* WHAT YOU WILL DO *
Spot each line that carries the word "name"; copy those lines.

(Stored data)

--- Begin ---

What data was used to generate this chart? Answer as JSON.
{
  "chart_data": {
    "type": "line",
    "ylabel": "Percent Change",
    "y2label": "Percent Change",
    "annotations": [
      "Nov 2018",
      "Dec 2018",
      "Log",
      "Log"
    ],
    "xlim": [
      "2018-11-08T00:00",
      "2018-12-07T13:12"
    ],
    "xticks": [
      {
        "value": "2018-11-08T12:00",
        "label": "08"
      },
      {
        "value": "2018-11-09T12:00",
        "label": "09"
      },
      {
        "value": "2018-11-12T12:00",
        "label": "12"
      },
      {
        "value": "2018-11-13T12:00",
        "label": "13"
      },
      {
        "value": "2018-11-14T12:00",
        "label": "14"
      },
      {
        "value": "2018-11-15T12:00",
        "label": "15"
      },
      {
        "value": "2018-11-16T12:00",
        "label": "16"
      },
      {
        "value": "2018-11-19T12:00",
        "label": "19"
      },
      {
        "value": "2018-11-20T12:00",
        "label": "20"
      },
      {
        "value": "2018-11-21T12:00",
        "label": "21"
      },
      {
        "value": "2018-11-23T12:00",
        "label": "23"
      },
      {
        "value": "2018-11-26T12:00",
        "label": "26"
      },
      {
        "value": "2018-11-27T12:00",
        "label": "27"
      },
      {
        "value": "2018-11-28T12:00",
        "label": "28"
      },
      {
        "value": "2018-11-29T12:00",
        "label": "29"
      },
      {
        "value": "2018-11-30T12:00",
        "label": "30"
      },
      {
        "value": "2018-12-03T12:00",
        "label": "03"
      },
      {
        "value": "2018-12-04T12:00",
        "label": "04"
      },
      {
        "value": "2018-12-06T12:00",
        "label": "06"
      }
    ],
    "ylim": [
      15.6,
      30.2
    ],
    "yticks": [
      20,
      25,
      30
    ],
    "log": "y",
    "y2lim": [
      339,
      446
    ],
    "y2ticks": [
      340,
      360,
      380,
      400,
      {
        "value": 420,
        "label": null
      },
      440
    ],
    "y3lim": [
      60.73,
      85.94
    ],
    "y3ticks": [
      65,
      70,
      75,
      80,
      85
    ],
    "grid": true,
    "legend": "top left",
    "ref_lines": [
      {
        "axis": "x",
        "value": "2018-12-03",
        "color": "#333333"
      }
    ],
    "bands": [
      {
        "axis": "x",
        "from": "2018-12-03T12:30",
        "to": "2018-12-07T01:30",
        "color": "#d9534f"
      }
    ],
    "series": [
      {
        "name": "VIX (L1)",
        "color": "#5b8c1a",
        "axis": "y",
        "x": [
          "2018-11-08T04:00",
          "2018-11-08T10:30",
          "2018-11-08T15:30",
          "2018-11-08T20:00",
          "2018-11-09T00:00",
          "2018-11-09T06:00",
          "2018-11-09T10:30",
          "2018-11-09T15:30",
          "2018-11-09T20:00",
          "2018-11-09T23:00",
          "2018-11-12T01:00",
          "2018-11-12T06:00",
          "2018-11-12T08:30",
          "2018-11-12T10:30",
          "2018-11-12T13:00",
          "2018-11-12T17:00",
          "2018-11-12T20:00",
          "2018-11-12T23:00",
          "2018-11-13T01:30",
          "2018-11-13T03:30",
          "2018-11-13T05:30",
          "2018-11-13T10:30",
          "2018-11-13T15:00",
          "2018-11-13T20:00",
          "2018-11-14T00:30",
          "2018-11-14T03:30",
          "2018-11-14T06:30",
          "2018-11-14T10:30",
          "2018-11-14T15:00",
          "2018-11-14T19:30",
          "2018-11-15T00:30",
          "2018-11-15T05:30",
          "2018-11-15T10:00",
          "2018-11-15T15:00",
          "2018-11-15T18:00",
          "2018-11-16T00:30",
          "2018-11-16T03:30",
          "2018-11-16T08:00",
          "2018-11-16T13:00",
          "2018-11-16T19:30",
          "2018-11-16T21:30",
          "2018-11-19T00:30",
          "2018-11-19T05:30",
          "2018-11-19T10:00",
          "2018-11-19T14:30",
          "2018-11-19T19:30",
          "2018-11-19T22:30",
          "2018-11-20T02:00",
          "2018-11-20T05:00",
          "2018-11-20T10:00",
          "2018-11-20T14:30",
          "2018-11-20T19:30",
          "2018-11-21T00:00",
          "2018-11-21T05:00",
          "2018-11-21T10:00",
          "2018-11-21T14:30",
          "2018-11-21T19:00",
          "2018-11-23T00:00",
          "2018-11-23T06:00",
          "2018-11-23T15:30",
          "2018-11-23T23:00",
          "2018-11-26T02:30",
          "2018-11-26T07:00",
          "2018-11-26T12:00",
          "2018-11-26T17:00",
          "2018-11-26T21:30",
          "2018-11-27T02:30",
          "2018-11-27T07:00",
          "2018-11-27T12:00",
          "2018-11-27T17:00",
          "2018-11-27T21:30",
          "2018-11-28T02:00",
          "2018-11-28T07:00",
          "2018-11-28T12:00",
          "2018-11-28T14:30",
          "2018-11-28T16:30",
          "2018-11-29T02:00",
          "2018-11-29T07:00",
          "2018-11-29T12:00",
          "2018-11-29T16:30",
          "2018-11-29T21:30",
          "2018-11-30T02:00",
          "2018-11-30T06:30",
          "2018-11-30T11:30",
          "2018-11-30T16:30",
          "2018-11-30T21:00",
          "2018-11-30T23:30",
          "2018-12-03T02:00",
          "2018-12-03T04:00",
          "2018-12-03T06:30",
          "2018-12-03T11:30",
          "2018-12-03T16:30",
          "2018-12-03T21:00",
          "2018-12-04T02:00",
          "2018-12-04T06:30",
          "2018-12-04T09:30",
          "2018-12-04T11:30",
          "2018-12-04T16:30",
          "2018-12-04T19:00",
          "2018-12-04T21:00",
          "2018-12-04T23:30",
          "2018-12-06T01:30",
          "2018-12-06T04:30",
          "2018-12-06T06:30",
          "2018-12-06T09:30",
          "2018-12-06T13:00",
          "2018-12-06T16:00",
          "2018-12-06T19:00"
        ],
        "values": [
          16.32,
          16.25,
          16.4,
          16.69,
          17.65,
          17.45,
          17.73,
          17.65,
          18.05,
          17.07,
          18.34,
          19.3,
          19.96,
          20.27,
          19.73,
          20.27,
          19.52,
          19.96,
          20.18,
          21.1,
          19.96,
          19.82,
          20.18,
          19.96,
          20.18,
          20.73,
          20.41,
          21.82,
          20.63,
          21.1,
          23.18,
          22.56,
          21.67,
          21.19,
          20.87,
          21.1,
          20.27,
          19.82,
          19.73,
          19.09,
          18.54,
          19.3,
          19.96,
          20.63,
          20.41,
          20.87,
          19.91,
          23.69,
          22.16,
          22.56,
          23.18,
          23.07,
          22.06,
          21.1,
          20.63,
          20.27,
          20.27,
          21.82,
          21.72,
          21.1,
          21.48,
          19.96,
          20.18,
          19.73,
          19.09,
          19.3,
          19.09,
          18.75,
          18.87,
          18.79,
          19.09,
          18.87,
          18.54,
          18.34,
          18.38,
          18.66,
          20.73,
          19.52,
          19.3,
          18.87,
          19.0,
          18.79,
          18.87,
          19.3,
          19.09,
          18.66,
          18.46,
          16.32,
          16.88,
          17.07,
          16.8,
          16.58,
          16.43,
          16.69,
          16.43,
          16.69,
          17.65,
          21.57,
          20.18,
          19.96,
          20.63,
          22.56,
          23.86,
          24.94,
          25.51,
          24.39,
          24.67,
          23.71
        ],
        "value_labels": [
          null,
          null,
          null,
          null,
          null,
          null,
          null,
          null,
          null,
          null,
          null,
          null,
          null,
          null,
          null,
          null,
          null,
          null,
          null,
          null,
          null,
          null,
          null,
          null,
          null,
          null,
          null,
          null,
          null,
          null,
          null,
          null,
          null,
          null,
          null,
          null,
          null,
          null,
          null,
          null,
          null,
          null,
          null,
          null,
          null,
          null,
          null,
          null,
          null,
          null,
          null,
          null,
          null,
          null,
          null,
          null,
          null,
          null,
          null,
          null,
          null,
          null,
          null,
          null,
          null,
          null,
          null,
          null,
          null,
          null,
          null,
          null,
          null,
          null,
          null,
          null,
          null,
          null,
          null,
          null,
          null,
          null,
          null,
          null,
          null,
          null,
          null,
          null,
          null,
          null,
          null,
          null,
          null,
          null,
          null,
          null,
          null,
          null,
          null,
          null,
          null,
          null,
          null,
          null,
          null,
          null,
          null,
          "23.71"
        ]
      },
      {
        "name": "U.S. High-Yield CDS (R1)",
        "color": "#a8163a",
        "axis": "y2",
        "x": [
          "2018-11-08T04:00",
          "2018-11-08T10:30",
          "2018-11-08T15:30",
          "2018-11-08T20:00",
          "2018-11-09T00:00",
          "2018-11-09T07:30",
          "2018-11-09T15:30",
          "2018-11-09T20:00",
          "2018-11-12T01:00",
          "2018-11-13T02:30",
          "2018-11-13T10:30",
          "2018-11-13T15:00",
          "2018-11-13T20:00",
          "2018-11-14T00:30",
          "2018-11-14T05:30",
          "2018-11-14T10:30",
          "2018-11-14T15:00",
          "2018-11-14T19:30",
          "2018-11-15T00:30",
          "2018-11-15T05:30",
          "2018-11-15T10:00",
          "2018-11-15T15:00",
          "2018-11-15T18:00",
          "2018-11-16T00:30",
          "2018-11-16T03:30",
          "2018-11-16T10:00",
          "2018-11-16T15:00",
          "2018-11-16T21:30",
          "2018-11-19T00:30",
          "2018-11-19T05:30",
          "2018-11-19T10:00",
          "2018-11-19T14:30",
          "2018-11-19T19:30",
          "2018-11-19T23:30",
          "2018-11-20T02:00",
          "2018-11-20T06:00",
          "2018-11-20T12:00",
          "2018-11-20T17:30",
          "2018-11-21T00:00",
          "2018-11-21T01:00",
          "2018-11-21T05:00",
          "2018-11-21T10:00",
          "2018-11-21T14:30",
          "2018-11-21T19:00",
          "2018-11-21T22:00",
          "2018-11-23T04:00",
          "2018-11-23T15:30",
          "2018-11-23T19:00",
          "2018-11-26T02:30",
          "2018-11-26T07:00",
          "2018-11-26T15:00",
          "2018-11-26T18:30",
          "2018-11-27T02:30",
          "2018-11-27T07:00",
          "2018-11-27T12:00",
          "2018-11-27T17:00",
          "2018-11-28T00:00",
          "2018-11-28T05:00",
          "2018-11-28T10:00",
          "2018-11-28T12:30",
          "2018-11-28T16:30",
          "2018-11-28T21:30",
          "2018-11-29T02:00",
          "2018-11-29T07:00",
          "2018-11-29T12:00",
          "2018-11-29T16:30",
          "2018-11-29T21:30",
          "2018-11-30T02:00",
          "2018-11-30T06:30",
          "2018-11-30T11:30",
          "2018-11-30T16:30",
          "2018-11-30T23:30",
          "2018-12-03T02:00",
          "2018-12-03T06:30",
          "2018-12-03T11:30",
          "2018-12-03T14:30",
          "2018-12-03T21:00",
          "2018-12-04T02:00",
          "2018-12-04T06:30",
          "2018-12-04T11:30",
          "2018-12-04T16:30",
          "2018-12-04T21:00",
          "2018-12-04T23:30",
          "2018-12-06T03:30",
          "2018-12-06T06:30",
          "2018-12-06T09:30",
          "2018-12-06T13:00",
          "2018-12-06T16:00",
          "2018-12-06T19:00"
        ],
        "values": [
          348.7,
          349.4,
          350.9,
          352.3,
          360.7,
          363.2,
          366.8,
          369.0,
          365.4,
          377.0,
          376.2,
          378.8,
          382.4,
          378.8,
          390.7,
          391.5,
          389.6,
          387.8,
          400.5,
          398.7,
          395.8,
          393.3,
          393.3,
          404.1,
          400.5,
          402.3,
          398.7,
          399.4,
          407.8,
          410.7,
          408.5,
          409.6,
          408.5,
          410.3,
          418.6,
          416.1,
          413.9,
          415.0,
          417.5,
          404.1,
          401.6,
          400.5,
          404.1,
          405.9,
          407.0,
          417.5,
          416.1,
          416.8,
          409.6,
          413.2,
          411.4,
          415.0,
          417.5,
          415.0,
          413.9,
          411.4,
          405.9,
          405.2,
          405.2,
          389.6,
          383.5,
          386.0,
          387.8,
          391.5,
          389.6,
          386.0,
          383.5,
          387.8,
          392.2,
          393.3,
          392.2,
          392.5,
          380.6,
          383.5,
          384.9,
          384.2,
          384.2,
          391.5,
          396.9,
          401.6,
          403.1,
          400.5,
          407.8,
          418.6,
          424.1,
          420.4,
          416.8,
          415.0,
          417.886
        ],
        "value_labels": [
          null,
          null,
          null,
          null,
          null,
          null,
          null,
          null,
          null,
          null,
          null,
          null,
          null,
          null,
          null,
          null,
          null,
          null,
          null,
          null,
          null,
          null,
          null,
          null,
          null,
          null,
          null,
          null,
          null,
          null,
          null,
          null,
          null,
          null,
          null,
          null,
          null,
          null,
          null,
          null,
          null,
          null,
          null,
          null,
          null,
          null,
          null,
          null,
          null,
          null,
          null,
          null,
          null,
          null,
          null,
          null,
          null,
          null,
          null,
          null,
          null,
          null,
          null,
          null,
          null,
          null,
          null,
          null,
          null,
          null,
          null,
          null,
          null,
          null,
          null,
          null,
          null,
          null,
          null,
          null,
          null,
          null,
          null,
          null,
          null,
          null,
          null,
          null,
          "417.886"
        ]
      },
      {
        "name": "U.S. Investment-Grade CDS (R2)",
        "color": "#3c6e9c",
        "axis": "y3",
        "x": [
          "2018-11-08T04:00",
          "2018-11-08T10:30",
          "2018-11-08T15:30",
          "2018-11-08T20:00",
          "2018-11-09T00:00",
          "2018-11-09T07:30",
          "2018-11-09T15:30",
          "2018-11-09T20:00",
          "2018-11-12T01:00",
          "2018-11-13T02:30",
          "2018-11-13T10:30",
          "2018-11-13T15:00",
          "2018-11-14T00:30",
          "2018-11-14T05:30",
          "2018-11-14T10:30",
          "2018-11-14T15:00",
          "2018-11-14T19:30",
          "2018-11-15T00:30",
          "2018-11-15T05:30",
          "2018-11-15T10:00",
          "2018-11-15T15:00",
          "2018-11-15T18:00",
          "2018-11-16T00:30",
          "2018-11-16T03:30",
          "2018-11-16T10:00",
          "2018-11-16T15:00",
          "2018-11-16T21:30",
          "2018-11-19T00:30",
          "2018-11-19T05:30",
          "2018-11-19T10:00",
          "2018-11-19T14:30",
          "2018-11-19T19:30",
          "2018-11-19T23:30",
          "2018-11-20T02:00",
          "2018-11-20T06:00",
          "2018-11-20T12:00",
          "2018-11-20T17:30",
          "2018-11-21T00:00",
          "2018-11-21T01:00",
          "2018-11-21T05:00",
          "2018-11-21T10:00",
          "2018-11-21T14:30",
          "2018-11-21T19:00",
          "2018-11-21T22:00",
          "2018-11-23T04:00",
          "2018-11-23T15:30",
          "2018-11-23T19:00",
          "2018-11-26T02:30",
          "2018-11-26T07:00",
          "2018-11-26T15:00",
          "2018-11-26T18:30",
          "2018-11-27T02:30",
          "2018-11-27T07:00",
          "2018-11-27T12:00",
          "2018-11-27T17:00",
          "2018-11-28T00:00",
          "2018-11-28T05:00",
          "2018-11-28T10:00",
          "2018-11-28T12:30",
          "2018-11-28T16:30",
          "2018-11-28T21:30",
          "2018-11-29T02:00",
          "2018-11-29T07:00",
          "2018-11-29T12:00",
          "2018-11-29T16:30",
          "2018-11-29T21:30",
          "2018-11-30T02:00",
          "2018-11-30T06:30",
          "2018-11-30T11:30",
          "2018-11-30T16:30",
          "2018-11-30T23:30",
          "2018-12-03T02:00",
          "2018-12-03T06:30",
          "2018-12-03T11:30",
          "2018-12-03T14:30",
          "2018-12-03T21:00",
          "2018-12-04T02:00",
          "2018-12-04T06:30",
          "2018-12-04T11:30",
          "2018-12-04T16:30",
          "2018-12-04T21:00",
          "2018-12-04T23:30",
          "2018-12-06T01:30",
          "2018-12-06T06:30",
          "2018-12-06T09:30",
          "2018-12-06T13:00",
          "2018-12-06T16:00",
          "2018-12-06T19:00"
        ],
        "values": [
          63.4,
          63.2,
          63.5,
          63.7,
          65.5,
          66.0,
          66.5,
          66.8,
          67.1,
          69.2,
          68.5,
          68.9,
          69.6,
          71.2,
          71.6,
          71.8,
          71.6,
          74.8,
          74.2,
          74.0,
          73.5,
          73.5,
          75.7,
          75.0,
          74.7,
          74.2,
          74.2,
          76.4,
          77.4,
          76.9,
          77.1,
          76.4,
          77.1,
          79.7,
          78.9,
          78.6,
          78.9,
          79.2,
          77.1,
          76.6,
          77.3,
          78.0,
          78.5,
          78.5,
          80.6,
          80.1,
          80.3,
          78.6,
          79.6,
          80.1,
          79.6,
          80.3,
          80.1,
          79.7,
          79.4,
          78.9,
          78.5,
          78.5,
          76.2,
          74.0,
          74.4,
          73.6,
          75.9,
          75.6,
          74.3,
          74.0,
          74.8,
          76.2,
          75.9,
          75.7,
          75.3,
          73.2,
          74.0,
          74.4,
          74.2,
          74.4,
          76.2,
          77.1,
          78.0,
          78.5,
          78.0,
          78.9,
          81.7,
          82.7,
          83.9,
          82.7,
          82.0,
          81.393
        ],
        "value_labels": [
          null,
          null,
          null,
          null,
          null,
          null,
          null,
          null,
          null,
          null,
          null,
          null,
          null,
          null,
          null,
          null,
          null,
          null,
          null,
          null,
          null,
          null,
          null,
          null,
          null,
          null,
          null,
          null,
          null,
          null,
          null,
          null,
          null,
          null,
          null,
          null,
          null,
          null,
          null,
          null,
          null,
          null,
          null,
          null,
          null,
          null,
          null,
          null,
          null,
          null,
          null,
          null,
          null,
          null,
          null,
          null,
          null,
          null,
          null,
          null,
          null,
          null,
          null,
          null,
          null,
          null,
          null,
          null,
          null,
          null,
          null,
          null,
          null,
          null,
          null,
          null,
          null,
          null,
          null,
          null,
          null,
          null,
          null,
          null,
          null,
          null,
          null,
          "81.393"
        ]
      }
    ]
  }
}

--- End ---

* TASK RESPONSE *
        "name": "VIX (L1)",
        "name": "U.S. High-Yield CDS (R1)",
        "name": "U.S. Investment-Grade CDS (R2)",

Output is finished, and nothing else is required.